* **RAW RECORDS**

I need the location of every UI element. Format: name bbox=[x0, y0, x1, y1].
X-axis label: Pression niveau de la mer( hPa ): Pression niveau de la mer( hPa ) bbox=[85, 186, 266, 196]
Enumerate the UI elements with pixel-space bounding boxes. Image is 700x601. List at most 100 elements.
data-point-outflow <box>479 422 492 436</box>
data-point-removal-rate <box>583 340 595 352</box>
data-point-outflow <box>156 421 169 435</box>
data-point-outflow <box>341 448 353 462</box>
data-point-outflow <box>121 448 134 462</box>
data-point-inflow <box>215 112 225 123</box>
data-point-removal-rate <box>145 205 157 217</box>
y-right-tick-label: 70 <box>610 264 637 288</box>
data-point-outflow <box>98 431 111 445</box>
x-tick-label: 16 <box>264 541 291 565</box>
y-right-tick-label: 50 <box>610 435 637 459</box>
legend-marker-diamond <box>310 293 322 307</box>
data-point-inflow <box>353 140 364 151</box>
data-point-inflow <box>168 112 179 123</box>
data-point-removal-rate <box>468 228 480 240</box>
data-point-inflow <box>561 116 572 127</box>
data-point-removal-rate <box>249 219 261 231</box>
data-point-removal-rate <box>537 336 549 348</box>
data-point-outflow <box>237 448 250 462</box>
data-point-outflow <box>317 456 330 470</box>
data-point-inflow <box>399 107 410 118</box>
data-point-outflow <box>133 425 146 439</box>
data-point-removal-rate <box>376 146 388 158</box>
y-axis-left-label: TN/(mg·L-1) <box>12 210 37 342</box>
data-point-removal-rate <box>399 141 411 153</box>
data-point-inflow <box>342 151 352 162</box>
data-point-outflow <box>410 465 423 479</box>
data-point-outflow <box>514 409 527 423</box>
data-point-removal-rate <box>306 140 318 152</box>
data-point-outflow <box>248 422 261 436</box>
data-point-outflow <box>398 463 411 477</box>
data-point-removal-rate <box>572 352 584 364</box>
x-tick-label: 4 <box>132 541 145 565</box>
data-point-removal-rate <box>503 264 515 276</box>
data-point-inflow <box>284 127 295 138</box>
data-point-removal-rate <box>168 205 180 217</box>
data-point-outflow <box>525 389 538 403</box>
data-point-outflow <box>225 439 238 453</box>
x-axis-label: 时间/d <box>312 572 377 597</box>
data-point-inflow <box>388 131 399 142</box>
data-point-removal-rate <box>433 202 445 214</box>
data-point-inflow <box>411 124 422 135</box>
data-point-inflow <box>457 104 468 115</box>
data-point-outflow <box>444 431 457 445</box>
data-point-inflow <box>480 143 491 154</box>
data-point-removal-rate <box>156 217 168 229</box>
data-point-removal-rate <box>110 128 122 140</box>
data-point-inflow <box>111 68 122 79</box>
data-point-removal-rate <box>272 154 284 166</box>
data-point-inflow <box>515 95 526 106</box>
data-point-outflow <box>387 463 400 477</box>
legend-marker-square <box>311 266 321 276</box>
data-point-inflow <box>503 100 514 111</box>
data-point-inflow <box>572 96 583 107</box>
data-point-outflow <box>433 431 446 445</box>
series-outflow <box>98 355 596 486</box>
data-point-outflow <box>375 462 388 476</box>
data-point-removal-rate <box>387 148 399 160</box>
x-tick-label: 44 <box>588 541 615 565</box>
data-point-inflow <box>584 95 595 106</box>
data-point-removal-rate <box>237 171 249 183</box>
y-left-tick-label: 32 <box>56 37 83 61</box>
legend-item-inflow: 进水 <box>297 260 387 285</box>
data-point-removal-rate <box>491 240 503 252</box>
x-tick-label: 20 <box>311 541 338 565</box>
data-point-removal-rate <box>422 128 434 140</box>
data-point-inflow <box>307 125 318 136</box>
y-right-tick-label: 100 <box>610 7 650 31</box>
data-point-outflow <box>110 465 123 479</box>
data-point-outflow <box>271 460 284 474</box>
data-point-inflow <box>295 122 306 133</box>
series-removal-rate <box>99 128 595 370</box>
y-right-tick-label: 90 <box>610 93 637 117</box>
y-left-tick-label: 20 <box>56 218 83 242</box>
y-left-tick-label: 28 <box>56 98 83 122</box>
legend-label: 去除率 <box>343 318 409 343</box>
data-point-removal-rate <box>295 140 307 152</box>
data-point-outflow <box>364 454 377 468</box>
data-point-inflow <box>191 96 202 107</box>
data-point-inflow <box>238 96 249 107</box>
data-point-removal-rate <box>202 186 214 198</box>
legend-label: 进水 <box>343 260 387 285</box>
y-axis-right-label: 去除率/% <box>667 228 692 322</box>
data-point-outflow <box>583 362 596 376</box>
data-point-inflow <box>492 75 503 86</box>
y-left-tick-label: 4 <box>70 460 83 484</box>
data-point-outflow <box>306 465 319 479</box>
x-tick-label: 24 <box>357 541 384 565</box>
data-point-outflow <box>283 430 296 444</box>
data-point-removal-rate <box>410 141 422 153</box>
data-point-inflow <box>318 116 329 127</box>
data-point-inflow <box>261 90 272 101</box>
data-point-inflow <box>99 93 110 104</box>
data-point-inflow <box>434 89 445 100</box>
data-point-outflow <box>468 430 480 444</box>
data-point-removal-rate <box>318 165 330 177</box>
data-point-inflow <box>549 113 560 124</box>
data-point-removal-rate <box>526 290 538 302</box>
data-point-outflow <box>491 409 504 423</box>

* **SET PROBLEM**
Retype every line of the material above character for character, in the same order, with no changes.

* **SOLVED PROBLEM**
I need the location of every UI element. Format: name bbox=[x0, y0, x1, y1].
X-axis label: Pression niveau de la mer( hPa ): Pression niveau de la mer( hPa ) bbox=[85, 186, 266, 196]
Enumerate the UI elements with pixel-space bounding boxes. Image is 700x601. List at most 100 elements.
data-point-outflow <box>479 422 492 436</box>
data-point-removal-rate <box>583 340 595 352</box>
data-point-outflow <box>156 421 169 435</box>
data-point-outflow <box>341 448 353 462</box>
data-point-outflow <box>121 448 134 462</box>
data-point-inflow <box>215 112 225 123</box>
data-point-removal-rate <box>145 205 157 217</box>
y-right-tick-label: 70 <box>610 264 637 288</box>
data-point-outflow <box>98 431 111 445</box>
x-tick-label: 16 <box>264 541 291 565</box>
y-right-tick-label: 50 <box>610 435 637 459</box>
legend-marker-diamond <box>310 293 322 307</box>
data-point-inflow <box>353 140 364 151</box>
data-point-inflow <box>168 112 179 123</box>
data-point-removal-rate <box>468 228 480 240</box>
data-point-inflow <box>561 116 572 127</box>
data-point-removal-rate <box>249 219 261 231</box>
data-point-removal-rate <box>537 336 549 348</box>
data-point-outflow <box>237 448 250 462</box>
data-point-outflow <box>317 456 330 470</box>
data-point-inflow <box>399 107 410 118</box>
data-point-outflow <box>133 425 146 439</box>
data-point-removal-rate <box>376 146 388 158</box>
y-axis-left-label: TN/(mg·L-1) <box>12 210 37 342</box>
data-point-removal-rate <box>399 141 411 153</box>
data-point-inflow <box>342 151 352 162</box>
data-point-outflow <box>410 465 423 479</box>
data-point-outflow <box>514 409 527 423</box>
data-point-removal-rate <box>306 140 318 152</box>
data-point-outflow <box>248 422 261 436</box>
data-point-outflow <box>398 463 411 477</box>
data-point-removal-rate <box>572 352 584 364</box>
x-tick-label: 4 <box>132 541 145 565</box>
data-point-removal-rate <box>503 264 515 276</box>
data-point-inflow <box>284 127 295 138</box>
data-point-removal-rate <box>168 205 180 217</box>
data-point-outflow <box>525 389 538 403</box>
data-point-outflow <box>225 439 238 453</box>
x-axis-label: 时间/d <box>312 572 377 597</box>
data-point-inflow <box>388 131 399 142</box>
data-point-removal-rate <box>433 202 445 214</box>
data-point-inflow <box>411 124 422 135</box>
data-point-inflow <box>457 104 468 115</box>
data-point-outflow <box>444 431 457 445</box>
data-point-inflow <box>480 143 491 154</box>
data-point-removal-rate <box>156 217 168 229</box>
data-point-removal-rate <box>110 128 122 140</box>
data-point-inflow <box>111 68 122 79</box>
data-point-removal-rate <box>272 154 284 166</box>
data-point-inflow <box>515 95 526 106</box>
data-point-outflow <box>387 463 400 477</box>
legend-marker-square <box>311 266 321 276</box>
data-point-inflow <box>503 100 514 111</box>
data-point-inflow <box>572 96 583 107</box>
data-point-outflow <box>433 431 446 445</box>
series-outflow <box>98 355 596 486</box>
data-point-outflow <box>375 462 388 476</box>
data-point-removal-rate <box>387 148 399 160</box>
x-tick-label: 44 <box>588 541 615 565</box>
data-point-inflow <box>584 95 595 106</box>
data-point-removal-rate <box>237 171 249 183</box>
y-left-tick-label: 32 <box>56 37 83 61</box>
legend-item-inflow: 进水 <box>297 260 387 285</box>
data-point-removal-rate <box>491 240 503 252</box>
x-tick-label: 20 <box>311 541 338 565</box>
data-point-removal-rate <box>422 128 434 140</box>
data-point-inflow <box>307 125 318 136</box>
y-right-tick-label: 100 <box>610 7 650 31</box>
data-point-outflow <box>110 465 123 479</box>
data-point-outflow <box>271 460 284 474</box>
data-point-inflow <box>295 122 306 133</box>
series-removal-rate <box>99 128 595 370</box>
y-right-tick-label: 90 <box>610 93 637 117</box>
y-left-tick-label: 20 <box>56 218 83 242</box>
y-left-tick-label: 28 <box>56 98 83 122</box>
legend-label: 去除率 <box>343 318 409 343</box>
data-point-removal-rate <box>295 140 307 152</box>
data-point-outflow <box>364 454 377 468</box>
data-point-inflow <box>191 96 202 107</box>
data-point-inflow <box>238 96 249 107</box>
data-point-removal-rate <box>202 186 214 198</box>
legend-label: 进水 <box>343 260 387 285</box>
y-axis-right-label: 去除率/% <box>667 228 692 322</box>
data-point-outflow <box>583 362 596 376</box>
data-point-inflow <box>492 75 503 86</box>
y-left-tick-label: 4 <box>70 460 83 484</box>
data-point-outflow <box>306 465 319 479</box>
x-tick-label: 24 <box>357 541 384 565</box>
data-point-outflow <box>283 430 296 444</box>
data-point-removal-rate <box>410 141 422 153</box>
data-point-inflow <box>318 116 329 127</box>
data-point-inflow <box>261 90 272 101</box>
data-point-inflow <box>99 93 110 104</box>
data-point-inflow <box>434 89 445 100</box>
data-point-outflow <box>468 430 480 444</box>
data-point-removal-rate <box>318 165 330 177</box>
data-point-inflow <box>549 113 560 124</box>
data-point-removal-rate <box>526 290 538 302</box>
data-point-outflow <box>491 409 504 423</box>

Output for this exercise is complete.